• _TASK TO COMPLETE_: Report how many lines contain "date"; state the number and nothing else.

Chart and figure data:

================================

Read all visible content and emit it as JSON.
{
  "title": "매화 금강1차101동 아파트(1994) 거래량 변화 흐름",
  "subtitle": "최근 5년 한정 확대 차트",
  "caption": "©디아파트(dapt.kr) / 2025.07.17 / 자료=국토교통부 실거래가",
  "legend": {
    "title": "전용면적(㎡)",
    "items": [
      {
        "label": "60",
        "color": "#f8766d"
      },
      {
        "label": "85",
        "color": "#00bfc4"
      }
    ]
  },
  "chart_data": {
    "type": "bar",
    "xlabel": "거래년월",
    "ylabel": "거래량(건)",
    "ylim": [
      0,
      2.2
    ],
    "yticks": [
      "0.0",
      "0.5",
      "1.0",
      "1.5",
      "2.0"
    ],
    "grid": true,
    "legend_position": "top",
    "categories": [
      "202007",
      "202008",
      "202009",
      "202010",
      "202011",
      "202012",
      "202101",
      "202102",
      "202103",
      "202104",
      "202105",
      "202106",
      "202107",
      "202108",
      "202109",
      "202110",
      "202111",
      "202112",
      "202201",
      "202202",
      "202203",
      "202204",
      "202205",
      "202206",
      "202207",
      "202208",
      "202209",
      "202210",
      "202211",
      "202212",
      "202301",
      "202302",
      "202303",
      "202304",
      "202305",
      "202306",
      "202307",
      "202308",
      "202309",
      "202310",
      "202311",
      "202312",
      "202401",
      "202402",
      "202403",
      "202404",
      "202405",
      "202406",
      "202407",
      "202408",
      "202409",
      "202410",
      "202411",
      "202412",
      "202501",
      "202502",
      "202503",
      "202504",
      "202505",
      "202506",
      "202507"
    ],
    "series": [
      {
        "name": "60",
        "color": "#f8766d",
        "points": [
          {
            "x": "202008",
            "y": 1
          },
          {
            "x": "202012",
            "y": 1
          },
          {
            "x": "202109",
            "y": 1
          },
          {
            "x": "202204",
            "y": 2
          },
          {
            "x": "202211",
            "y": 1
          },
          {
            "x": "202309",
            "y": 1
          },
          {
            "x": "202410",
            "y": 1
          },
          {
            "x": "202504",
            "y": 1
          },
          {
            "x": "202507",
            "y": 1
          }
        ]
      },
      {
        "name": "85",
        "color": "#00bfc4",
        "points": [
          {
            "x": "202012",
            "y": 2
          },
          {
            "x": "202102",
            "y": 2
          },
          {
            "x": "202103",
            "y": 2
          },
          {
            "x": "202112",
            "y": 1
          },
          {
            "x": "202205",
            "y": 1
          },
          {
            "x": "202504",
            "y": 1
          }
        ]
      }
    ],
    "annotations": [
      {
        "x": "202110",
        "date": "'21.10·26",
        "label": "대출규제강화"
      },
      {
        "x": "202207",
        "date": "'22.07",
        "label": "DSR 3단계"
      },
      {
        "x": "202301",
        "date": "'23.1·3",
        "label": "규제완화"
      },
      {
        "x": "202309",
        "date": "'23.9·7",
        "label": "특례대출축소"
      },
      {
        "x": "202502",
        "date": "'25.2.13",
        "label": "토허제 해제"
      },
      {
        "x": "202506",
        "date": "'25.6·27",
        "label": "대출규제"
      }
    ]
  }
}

================================

• _SOLUTION FOR THIS EXERCISE_: 6